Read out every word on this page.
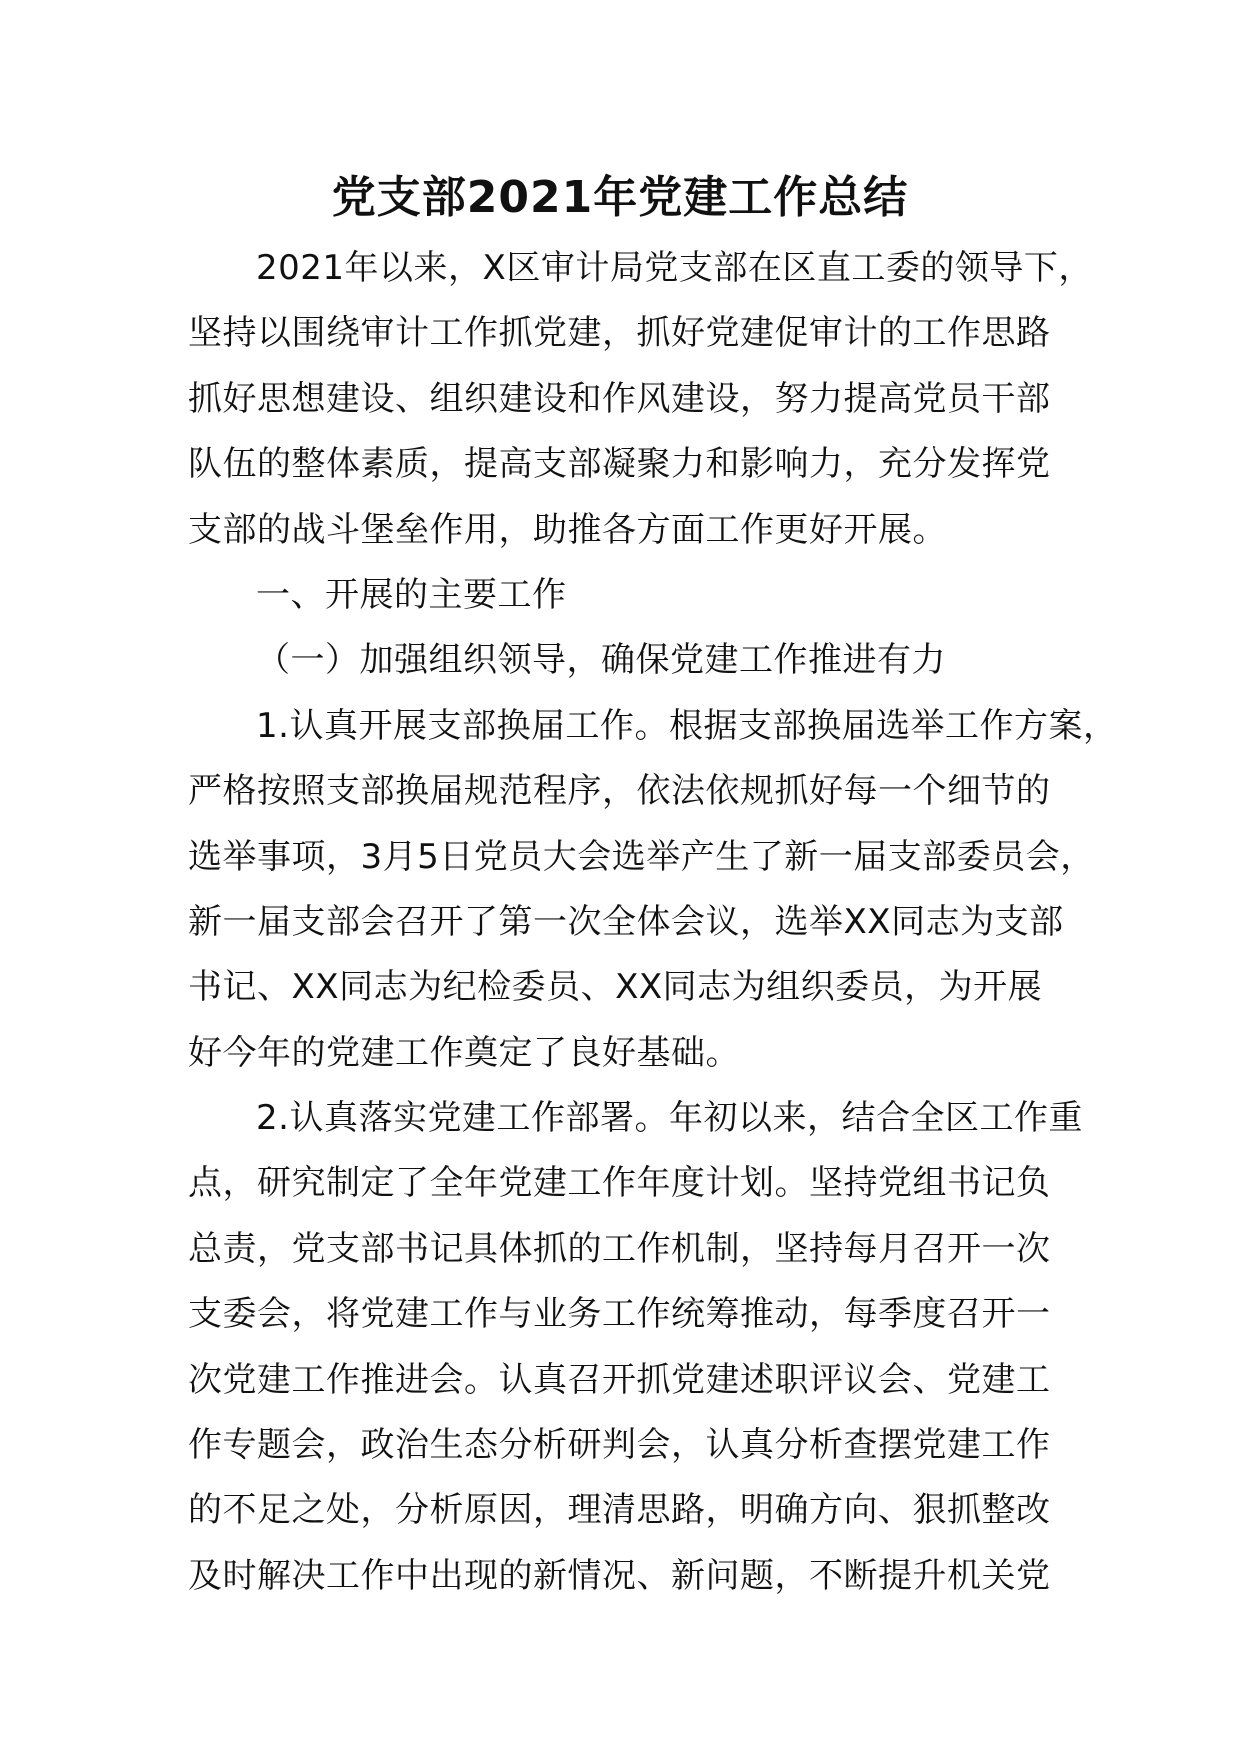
党支部2021年党建工作总结
2021年以来，X区审计局党支部在区直工委的领导下，
坚持以围绕审计工作抓党建，抓好党建促审计的工作思路
抓好思想建设、组织建设和作风建设，努力提高党员干部
队伍的整体素质，提高支部凝聚力和影响力，充分发挥党
支部的战斗堡垒作用，助推各方面工作更好开展。
一、开展的主要工作
（一）加强组织领导，确保党建工作推进有力
1.认真开展支部换届工作。根据支部换届选举工作方案，
严格按照支部换届规范程序，依法依规抓好每一个细节的
选举事项，3月5日党员大会选举产生了新一届支部委员会，
新一届支部会召开了第一次全体会议，选举XX同志为支部
书记、XX同志为纪检委员、XX同志为组织委员，为开展
好今年的党建工作奠定了良好基础。
2.认真落实党建工作部署。年初以来，结合全区工作重
点，研究制定了全年党建工作年度计划。坚持党组书记负
总责，党支部书记具体抓的工作机制，坚持每月召开一次
支委会，将党建工作与业务工作统筹推动，每季度召开一
次党建工作推进会。认真召开抓党建述职评议会、党建工
作专题会，政治生态分析研判会，认真分析查摆党建工作
的不足之处，分析原因，理清思路，明确方向、狠抓整改
及时解决工作中出现的新情况、新问题，不断提升机关党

▬▬▬▬▬▬▬▬▬▬

Restate the listing above word for word, and skip the pictures.

→ **Finished exercise**
Read out every word on this page.
党支部2021年党建工作总结
2021年以来，X区审计局党支部在区直工委的领导下，
坚持以围绕审计工作抓党建，抓好党建促审计的工作思路
抓好思想建设、组织建设和作风建设，努力提高党员干部
队伍的整体素质，提高支部凝聚力和影响力，充分发挥党
支部的战斗堡垒作用，助推各方面工作更好开展。
一、开展的主要工作
（一）加强组织领导，确保党建工作推进有力
1.认真开展支部换届工作。根据支部换届选举工作方案，
严格按照支部换届规范程序，依法依规抓好每一个细节的
选举事项，3月5日党员大会选举产生了新一届支部委员会，
新一届支部会召开了第一次全体会议，选举XX同志为支部
书记、XX同志为纪检委员、XX同志为组织委员，为开展
好今年的党建工作奠定了良好基础。
2.认真落实党建工作部署。年初以来，结合全区工作重
点，研究制定了全年党建工作年度计划。坚持党组书记负
总责，党支部书记具体抓的工作机制，坚持每月召开一次
支委会，将党建工作与业务工作统筹推动，每季度召开一
次党建工作推进会。认真召开抓党建述职评议会、党建工
作专题会，政治生态分析研判会，认真分析查摆党建工作
的不足之处，分析原因，理清思路，明确方向、狠抓整改
及时解决工作中出现的新情况、新问题，不断提升机关党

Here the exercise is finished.